* **AIM OF THE TASK**
Copy the part of the data that opens with the line containing "task-label: Сделать 15-минутное" and closes with the line containing "profile-card[interactable]: Даниил Постнов", swapping every "habit-checkbox" for "habit-toggle" and leaving everything else as it is.

===== RECORDED INFORMATION

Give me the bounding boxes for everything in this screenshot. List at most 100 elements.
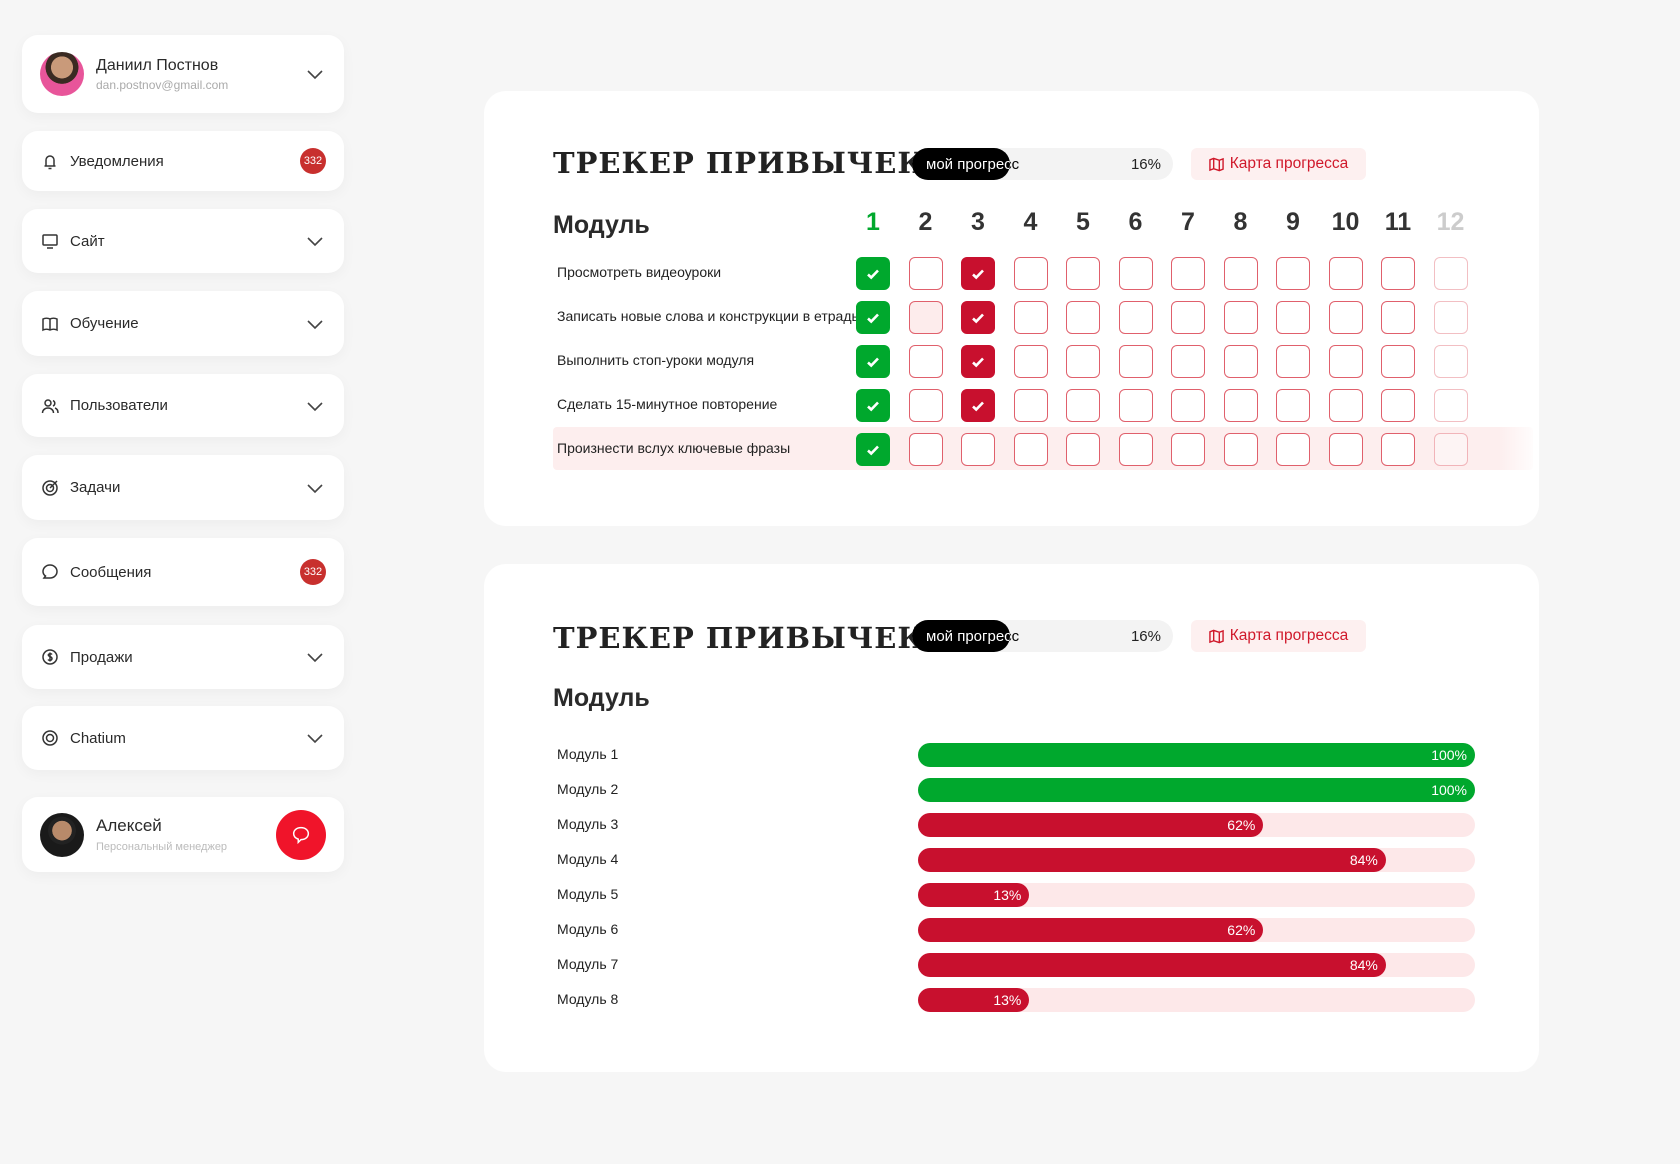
task-label: Сделать 15-минутное повторение: [557, 396, 778, 412]
habit-checkbox[interactable]: [961, 433, 995, 466]
habit-checkbox[interactable]: [908, 301, 943, 334]
sidebar-item-label: Chatium: [70, 729, 126, 747]
profile-card[interactable]: Даниил Постнов dan.postnov@gmail.com: [22, 35, 344, 113]
user-name: Даниил Постнов: [96, 56, 219, 74]
habit-checkbox[interactable]: [1276, 433, 1310, 466]
habit-checkbox[interactable]: [1223, 433, 1258, 466]
module-label: Модуль 1: [557, 746, 619, 762]
habit-checkbox[interactable]: [908, 345, 943, 378]
habit-checkbox[interactable]: [1381, 345, 1415, 378]
module-label: Модуль 3: [557, 816, 619, 832]
habit-checkbox[interactable]: [961, 301, 995, 334]
habit-checkbox[interactable]: [1171, 257, 1205, 290]
check-icon: [972, 357, 984, 367]
habit-checkbox[interactable]: [908, 257, 943, 290]
chevron-down-icon[interactable]: [304, 313, 326, 335]
monitor-icon: [40, 231, 60, 251]
module-progress-track: 100%: [918, 778, 1475, 802]
sidebar-item-6[interactable]: Продажи: [22, 625, 344, 689]
habit-checkbox[interactable]: [1013, 389, 1048, 422]
habit-checkbox[interactable]: [1223, 345, 1258, 378]
habit-checkbox[interactable]: [1013, 345, 1048, 378]
habit-checkbox[interactable]: [1066, 301, 1100, 334]
habit-checkbox[interactable]: [1066, 433, 1100, 466]
habit-checkbox[interactable]: [856, 389, 890, 422]
sidebar-item-4[interactable]: Задачи: [22, 455, 344, 520]
habit-checkbox[interactable]: [1066, 345, 1100, 378]
sidebar-item-1[interactable]: Сайт: [22, 209, 344, 273]
habit-checkbox[interactable]: [1066, 389, 1100, 422]
habit-checkbox[interactable]: [1223, 389, 1258, 422]
habit-checkbox[interactable]: [1171, 433, 1205, 466]
habit-checkbox[interactable]: [1433, 301, 1468, 334]
habit-checkbox[interactable]: [1381, 389, 1415, 422]
habit-checkbox[interactable]: [1381, 257, 1415, 290]
habit-checkbox[interactable]: [1171, 389, 1205, 422]
habit-checkbox[interactable]: [908, 433, 943, 466]
habit-checkbox[interactable]: [1328, 345, 1363, 378]
sidebar-item-7[interactable]: Chatium: [22, 706, 344, 770]
habit-checkbox[interactable]: [1223, 257, 1258, 290]
habit-checkbox[interactable]: [1171, 345, 1205, 378]
habit-checkbox[interactable]: [1433, 257, 1468, 290]
module-progress-track: 84%: [918, 848, 1475, 872]
habit-checkbox[interactable]: [1328, 257, 1363, 290]
habit-checkbox[interactable]: [908, 389, 943, 422]
habit-checkbox[interactable]: [1328, 301, 1363, 334]
habit-checkbox[interactable]: [1381, 301, 1415, 334]
habit-checkbox[interactable]: [1433, 345, 1468, 378]
habit-checkbox[interactable]: [1013, 301, 1048, 334]
chevron-down-icon[interactable]: [304, 395, 326, 417]
progress-map-button[interactable]: Карта прогресса: [1191, 148, 1366, 180]
chevron-down-icon[interactable]: [304, 646, 326, 668]
day-number: 4: [1023, 208, 1038, 236]
chevron-down-icon[interactable]: [304, 63, 326, 85]
progress-map-label: Карта прогресса: [1229, 627, 1349, 644]
module-label: Модуль 4: [557, 851, 619, 867]
habit-checkbox[interactable]: [1276, 389, 1310, 422]
habit-checkbox[interactable]: [1013, 257, 1048, 290]
habit-checkbox[interactable]: [1276, 301, 1310, 334]
sidebar-item-0[interactable]: Уведомления 332: [22, 131, 344, 191]
habit-checkbox[interactable]: [856, 301, 890, 334]
habit-checkbox[interactable]: [1066, 257, 1100, 290]
habit-checkbox[interactable]: [1013, 433, 1048, 466]
habit-checkbox[interactable]: [1118, 301, 1153, 334]
habit-checkbox[interactable]: [1118, 257, 1153, 290]
target-icon: [40, 478, 60, 498]
chevron-down-icon[interactable]: [304, 727, 326, 749]
habit-checkbox[interactable]: [1118, 345, 1153, 378]
sidebar-item-label: Уведомления: [70, 152, 164, 170]
sidebar-item-5[interactable]: Сообщения 332: [22, 538, 344, 606]
habit-checkbox[interactable]: [856, 433, 890, 466]
habit-checkbox[interactable]: [1328, 389, 1363, 422]
habit-checkbox[interactable]: [961, 345, 995, 378]
habit-checkbox[interactable]: [1276, 257, 1310, 290]
chat-button[interactable]: [276, 809, 326, 860]
habit-checkbox[interactable]: [856, 345, 890, 378]
chevron-down-icon[interactable]: [304, 477, 326, 499]
habit-checkbox[interactable]: [1118, 433, 1153, 466]
module-progress-fill: 62%: [918, 813, 1264, 837]
module-progress-track: 13%: [918, 883, 1475, 907]
habit-checkbox[interactable]: [1223, 301, 1258, 334]
sidebar-item-2[interactable]: Обучение: [22, 291, 344, 356]
habit-checkbox[interactable]: [1171, 301, 1205, 334]
module-progress-fill: 100%: [918, 778, 1475, 802]
habit-checkbox[interactable]: [961, 389, 995, 422]
chevron-down-icon[interactable]: [304, 230, 326, 252]
habit-checkbox[interactable]: [1381, 433, 1415, 466]
dollar-icon: [40, 647, 60, 667]
habit-checkbox[interactable]: [1118, 389, 1153, 422]
habit-checkbox[interactable]: [961, 257, 995, 290]
habit-checkbox[interactable]: [1276, 345, 1310, 378]
sidebar-item-3[interactable]: Пользователи: [22, 374, 344, 437]
day-number: 5: [1076, 208, 1090, 236]
progress-map-button[interactable]: Карта прогресса: [1191, 620, 1366, 652]
habit-checkbox[interactable]: [1328, 433, 1363, 466]
module-label: Модуль 6: [557, 921, 619, 937]
habit-checkbox[interactable]: [1433, 389, 1468, 422]
day-number: 10: [1331, 208, 1360, 236]
habit-checkbox[interactable]: [1433, 433, 1468, 466]
habit-checkbox[interactable]: [856, 257, 890, 290]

==========

* **TASK RESULT**
task-label: Сделать 15-минутное повторение: [557, 396, 778, 412]
habit-toggle[interactable]: [961, 433, 995, 466]
habit-toggle[interactable]: [908, 301, 943, 334]
sidebar-item-label: Chatium: [70, 729, 126, 747]
profile-card[interactable]: Даниил Постнов dan.postnov@gmail.com: [22, 35, 344, 113]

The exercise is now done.